Material for this task:

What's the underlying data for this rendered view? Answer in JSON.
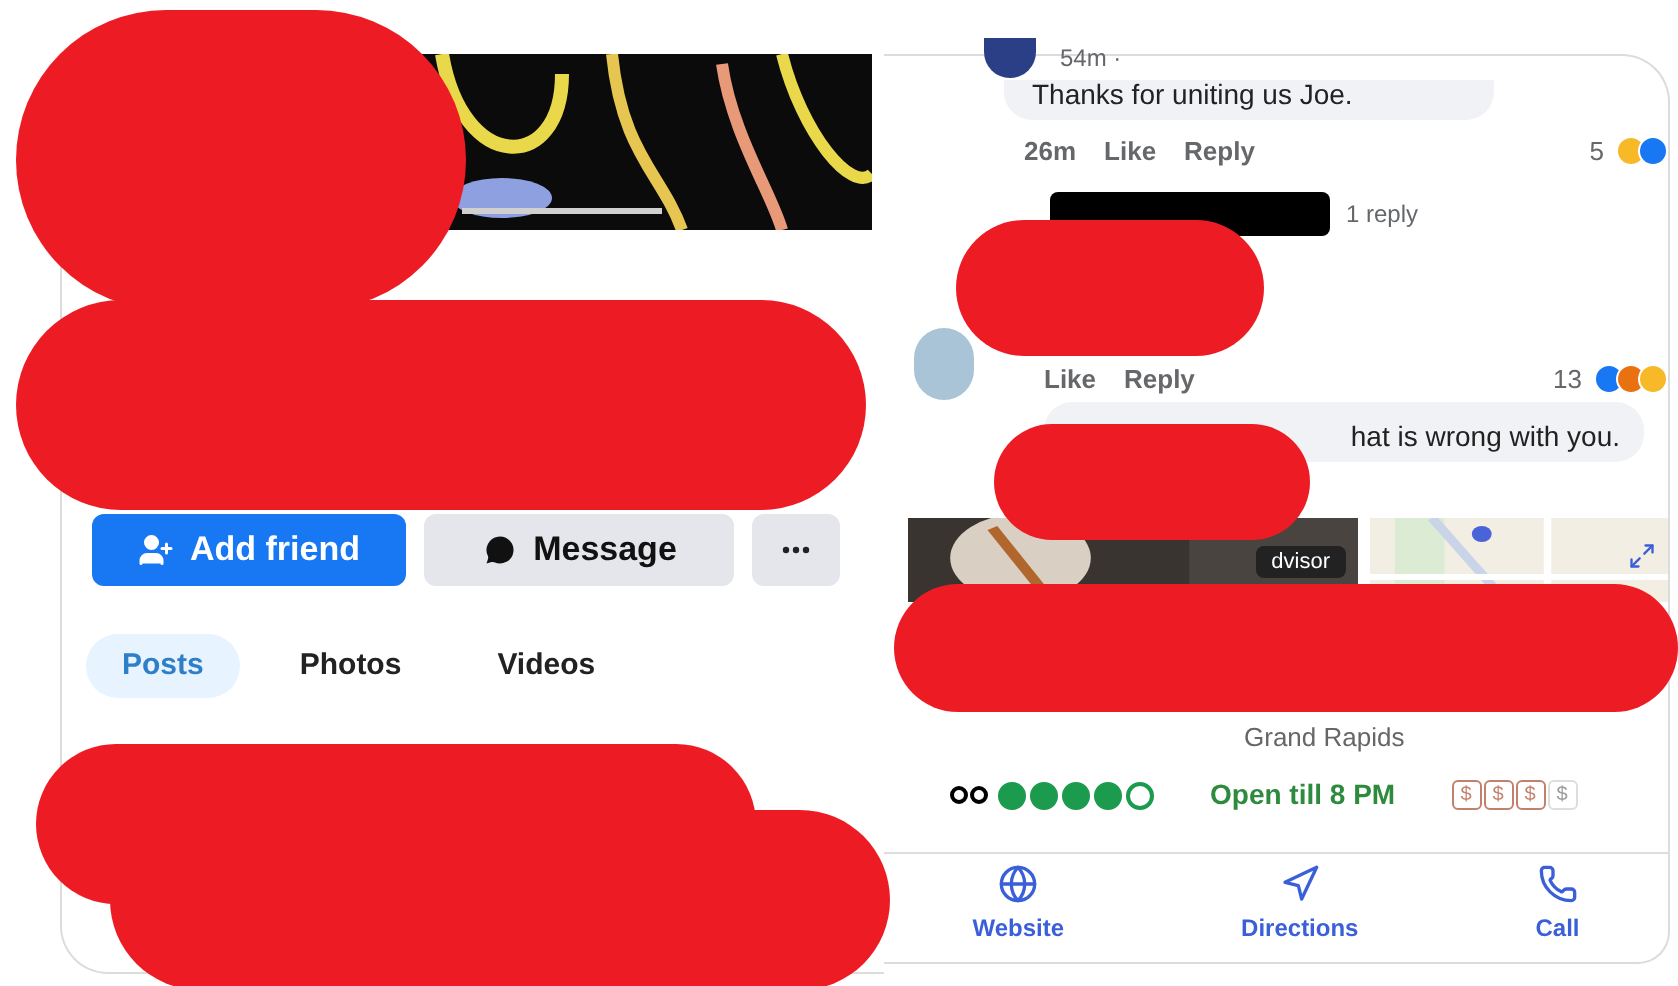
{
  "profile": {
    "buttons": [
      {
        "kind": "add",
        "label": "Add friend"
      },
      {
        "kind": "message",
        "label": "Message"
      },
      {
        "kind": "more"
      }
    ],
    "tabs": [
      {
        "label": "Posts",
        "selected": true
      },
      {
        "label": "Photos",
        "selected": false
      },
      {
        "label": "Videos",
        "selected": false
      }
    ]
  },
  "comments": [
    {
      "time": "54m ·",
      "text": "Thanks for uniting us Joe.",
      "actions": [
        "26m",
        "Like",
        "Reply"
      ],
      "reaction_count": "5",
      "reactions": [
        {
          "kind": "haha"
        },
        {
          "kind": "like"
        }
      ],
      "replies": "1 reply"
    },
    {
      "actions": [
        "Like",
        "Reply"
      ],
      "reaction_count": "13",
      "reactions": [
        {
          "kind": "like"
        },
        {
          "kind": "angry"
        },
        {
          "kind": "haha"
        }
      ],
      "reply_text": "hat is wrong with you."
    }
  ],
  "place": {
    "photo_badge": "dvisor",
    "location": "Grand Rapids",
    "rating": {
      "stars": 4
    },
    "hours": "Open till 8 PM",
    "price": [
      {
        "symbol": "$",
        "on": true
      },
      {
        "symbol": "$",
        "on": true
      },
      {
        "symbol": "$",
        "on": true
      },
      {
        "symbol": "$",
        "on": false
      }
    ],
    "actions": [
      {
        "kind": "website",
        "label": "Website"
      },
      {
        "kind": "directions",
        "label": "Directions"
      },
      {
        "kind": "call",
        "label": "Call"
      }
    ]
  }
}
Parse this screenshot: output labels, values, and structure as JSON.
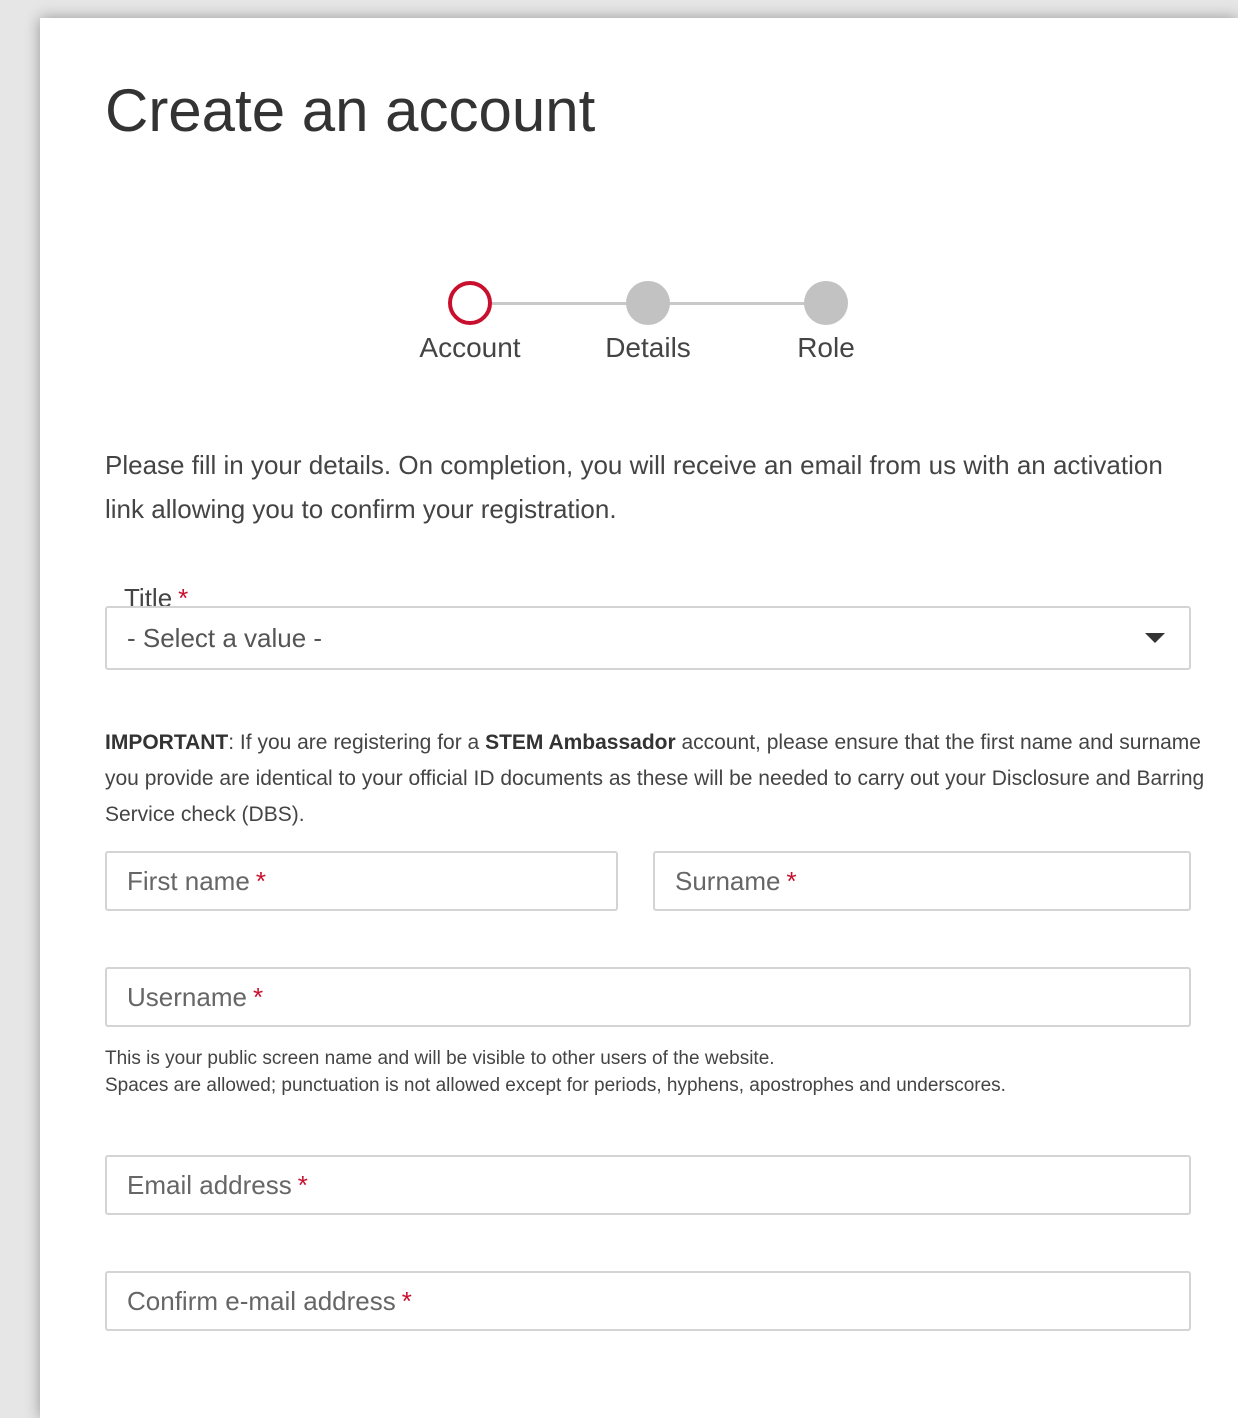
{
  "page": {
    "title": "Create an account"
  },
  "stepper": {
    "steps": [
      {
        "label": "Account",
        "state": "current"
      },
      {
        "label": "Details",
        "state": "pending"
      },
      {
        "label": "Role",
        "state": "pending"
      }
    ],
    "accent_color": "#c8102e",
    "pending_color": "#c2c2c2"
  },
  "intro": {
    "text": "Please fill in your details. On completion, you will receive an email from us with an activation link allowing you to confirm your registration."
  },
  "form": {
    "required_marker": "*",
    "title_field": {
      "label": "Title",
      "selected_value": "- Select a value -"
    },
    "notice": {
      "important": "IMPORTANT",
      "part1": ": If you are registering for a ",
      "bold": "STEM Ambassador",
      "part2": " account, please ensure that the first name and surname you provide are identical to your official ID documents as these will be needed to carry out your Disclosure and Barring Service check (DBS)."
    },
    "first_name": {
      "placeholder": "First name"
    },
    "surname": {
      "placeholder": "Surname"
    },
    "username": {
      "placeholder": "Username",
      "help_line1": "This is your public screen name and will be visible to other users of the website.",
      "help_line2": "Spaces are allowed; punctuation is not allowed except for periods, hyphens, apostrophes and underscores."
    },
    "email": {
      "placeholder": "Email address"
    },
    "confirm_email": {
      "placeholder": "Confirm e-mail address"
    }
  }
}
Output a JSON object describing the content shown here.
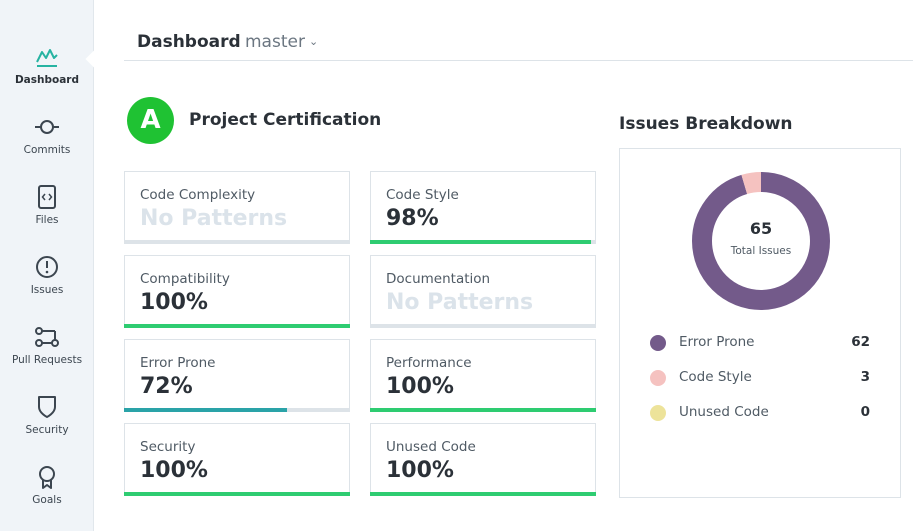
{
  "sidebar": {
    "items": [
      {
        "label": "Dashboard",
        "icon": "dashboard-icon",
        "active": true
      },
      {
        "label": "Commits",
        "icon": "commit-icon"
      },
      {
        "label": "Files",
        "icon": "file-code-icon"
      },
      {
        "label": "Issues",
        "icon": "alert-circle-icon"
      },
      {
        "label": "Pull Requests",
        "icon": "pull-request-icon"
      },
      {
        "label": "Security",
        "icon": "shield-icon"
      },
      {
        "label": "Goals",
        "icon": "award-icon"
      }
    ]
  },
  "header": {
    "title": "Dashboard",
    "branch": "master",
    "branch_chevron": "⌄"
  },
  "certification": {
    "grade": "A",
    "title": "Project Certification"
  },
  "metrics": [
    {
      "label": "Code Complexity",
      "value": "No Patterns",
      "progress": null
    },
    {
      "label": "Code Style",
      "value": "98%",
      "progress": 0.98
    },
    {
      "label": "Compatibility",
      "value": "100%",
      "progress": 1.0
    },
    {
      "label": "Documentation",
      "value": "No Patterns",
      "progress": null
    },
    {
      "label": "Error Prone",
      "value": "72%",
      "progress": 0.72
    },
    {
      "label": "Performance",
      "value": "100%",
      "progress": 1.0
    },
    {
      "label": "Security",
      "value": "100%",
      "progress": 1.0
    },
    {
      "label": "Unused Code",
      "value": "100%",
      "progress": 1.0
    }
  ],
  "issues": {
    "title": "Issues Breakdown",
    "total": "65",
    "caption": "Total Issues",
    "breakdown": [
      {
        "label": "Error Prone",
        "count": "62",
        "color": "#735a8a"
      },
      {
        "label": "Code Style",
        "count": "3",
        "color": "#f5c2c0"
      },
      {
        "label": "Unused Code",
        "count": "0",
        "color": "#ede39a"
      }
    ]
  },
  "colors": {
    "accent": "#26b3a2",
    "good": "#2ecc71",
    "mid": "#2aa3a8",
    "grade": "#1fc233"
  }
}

What you have to do: Looking at the data above, show all lines where the word "with" occurs.

Result:
      "reply_text": "hat is wrong with you."
    "text": "Please fill in your details. On completion, you will receive an email from us with an activation link allowing you to confirm your registration."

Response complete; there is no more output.